==== Provided records ====
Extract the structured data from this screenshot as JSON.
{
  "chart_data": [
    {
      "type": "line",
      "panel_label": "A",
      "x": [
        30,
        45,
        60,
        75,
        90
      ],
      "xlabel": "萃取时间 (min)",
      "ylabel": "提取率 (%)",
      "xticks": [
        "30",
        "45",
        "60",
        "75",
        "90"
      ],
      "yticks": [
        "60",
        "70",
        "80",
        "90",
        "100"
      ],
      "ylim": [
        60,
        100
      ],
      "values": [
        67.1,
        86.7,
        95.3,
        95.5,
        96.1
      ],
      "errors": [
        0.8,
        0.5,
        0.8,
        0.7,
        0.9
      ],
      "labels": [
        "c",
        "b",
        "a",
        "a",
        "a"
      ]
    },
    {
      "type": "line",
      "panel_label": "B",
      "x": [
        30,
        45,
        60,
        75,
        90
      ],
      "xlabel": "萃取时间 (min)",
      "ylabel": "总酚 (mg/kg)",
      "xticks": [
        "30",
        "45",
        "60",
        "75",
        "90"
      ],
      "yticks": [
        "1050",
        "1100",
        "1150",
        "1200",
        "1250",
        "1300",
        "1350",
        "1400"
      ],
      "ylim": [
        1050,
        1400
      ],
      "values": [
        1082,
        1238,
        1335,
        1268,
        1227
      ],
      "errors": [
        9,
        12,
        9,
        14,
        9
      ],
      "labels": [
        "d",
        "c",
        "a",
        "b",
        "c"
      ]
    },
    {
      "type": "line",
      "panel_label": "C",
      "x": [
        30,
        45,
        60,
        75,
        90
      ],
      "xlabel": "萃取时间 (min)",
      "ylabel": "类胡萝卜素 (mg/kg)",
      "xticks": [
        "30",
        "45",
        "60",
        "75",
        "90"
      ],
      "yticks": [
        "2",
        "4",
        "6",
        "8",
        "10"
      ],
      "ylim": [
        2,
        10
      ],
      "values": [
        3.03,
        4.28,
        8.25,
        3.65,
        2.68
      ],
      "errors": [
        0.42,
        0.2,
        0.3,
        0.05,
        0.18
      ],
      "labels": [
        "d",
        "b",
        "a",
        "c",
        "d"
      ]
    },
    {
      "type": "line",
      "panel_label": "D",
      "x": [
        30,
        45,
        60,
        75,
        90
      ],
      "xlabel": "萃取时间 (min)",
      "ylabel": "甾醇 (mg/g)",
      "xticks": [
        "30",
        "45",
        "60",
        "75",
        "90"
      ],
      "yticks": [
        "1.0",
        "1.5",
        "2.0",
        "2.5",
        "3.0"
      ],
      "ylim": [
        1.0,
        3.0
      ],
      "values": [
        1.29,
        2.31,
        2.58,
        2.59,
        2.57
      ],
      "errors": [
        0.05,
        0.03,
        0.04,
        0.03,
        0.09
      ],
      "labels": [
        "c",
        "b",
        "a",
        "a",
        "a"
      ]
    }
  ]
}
====
==== Provided records ====
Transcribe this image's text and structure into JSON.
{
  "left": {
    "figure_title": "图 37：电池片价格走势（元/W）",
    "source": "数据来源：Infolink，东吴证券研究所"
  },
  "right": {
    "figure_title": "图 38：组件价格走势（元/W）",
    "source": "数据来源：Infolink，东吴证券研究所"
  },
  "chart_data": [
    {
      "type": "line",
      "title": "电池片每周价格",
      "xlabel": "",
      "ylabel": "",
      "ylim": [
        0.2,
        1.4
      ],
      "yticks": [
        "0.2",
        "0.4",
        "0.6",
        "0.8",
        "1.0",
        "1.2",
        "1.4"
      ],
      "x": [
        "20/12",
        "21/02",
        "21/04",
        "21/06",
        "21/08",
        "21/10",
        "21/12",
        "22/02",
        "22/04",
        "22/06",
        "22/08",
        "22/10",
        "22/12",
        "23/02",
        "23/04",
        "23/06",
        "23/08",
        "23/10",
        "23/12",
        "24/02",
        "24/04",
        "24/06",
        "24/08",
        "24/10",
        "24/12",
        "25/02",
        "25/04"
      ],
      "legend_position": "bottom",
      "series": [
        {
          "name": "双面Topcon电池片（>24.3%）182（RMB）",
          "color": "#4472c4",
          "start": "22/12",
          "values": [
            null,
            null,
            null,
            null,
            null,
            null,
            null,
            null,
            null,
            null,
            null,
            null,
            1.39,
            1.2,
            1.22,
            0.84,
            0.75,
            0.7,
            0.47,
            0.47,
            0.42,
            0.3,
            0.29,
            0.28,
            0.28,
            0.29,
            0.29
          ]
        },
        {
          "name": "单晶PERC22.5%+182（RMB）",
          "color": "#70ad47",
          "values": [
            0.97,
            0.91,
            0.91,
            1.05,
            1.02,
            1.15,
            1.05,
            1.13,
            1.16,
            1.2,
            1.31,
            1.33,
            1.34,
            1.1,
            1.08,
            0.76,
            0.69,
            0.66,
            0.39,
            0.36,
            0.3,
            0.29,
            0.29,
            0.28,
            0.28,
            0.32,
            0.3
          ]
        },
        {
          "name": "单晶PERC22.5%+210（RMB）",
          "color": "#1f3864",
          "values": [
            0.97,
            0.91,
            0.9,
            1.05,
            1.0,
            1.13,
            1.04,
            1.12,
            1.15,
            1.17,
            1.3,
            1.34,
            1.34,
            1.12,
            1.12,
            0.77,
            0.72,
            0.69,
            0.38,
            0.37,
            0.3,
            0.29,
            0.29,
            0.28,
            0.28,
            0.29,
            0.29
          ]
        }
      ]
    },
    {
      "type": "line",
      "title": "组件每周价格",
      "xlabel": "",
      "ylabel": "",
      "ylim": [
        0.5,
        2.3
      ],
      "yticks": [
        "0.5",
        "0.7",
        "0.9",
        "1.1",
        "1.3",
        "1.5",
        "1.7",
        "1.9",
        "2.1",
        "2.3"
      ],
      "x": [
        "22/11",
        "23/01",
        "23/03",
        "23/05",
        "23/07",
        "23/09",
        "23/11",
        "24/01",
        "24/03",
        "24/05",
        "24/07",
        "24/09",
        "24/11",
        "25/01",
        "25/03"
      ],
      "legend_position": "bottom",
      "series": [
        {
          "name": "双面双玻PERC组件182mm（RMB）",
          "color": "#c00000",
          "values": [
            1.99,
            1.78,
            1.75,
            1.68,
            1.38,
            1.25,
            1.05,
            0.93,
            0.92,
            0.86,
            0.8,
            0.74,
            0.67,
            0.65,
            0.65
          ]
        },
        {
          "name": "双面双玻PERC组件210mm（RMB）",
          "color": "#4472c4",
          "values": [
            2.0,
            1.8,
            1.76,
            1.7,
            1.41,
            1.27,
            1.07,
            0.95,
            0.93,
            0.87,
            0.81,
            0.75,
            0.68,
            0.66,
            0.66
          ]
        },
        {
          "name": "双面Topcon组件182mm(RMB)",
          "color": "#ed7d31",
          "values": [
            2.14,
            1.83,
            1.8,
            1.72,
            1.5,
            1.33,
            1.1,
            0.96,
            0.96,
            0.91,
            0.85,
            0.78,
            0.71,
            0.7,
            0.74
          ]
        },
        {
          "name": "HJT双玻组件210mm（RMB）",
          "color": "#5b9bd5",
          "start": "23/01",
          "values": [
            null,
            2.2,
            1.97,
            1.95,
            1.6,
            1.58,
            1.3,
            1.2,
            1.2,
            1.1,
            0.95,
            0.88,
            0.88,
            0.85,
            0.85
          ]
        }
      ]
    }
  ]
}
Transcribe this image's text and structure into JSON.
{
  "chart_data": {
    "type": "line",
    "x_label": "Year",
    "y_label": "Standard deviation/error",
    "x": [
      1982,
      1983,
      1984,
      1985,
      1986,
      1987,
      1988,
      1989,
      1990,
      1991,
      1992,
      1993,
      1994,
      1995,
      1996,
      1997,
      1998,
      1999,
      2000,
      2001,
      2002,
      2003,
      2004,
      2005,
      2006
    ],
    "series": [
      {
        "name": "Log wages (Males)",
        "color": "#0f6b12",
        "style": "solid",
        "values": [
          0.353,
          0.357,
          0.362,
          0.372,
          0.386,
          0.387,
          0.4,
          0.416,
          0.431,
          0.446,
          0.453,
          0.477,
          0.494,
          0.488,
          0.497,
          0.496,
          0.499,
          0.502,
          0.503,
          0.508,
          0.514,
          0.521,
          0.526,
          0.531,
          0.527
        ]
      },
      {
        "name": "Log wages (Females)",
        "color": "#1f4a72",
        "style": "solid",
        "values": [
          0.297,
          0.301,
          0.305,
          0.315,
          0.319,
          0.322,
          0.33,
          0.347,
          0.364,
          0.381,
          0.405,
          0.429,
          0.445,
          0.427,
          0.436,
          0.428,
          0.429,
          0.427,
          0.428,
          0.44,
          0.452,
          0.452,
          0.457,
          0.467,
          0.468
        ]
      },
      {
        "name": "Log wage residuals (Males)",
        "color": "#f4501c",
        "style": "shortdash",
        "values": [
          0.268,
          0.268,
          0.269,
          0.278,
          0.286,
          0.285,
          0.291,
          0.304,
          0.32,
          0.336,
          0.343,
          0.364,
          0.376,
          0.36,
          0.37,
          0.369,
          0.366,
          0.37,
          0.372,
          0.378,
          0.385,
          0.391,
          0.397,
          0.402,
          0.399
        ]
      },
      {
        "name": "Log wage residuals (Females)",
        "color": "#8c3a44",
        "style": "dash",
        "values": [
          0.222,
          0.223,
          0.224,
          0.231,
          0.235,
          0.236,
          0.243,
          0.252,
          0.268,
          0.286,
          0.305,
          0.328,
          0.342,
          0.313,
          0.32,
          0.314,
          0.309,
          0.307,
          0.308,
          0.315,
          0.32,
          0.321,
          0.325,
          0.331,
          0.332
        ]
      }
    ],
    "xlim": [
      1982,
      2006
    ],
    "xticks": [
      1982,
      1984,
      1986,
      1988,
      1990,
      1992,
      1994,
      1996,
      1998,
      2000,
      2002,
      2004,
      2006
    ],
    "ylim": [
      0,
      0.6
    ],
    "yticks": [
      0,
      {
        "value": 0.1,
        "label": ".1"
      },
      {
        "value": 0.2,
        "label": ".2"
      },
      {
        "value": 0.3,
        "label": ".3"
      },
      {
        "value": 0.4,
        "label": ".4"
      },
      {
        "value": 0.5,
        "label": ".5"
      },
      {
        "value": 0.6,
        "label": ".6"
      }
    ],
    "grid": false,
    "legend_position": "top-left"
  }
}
====
==== Provided records ====
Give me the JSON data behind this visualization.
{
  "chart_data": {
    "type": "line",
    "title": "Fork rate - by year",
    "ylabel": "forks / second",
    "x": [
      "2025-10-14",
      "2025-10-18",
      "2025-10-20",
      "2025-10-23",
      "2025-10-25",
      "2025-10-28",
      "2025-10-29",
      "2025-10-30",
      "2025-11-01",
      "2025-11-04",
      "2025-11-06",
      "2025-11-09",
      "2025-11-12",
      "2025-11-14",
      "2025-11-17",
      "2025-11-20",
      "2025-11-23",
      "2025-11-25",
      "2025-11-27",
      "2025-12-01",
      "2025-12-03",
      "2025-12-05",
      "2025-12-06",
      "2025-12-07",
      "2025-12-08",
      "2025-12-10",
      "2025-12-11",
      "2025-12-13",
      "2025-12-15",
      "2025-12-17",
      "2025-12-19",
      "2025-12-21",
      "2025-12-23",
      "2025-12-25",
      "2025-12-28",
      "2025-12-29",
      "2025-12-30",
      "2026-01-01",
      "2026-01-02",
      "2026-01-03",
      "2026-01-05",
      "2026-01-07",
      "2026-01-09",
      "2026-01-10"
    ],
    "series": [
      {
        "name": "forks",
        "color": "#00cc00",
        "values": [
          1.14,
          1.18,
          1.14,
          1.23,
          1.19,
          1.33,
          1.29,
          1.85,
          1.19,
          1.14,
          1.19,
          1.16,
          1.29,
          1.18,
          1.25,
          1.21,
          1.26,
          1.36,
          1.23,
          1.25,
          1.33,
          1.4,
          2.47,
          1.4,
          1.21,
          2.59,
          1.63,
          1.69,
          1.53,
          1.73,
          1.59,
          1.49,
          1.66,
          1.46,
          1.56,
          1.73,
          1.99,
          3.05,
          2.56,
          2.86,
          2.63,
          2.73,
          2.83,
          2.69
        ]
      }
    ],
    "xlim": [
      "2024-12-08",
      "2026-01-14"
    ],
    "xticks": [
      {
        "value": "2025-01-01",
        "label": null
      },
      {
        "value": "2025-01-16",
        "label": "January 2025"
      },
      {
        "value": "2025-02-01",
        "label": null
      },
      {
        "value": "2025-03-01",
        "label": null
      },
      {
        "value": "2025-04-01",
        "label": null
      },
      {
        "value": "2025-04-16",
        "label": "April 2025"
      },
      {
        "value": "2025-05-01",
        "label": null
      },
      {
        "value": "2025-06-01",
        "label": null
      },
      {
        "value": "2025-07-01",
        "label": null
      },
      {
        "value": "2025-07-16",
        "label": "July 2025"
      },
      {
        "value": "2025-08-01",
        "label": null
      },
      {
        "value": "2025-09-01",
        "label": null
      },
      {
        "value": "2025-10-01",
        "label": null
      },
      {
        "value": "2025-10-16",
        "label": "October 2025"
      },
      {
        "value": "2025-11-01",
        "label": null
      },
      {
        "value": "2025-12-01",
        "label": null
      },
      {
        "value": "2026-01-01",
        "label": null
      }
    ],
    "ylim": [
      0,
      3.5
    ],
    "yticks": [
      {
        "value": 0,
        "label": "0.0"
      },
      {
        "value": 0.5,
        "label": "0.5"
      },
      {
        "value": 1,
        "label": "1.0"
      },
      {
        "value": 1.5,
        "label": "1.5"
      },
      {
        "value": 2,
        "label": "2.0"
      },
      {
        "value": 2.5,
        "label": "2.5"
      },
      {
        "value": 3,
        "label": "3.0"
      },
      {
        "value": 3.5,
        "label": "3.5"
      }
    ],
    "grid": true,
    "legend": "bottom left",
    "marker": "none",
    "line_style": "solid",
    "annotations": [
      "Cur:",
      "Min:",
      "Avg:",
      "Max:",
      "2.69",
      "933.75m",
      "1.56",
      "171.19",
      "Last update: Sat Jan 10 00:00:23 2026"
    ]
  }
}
====
**What you have to do**
Search the entries for the string "this" and collect each line that has it.

**The reply**
Extract the structured data from this screenshot as JSON.
Transcribe this image's text and structure into JSON.
Transcribe this image's text and structure into JSON.
Give me the JSON data behind this visualization.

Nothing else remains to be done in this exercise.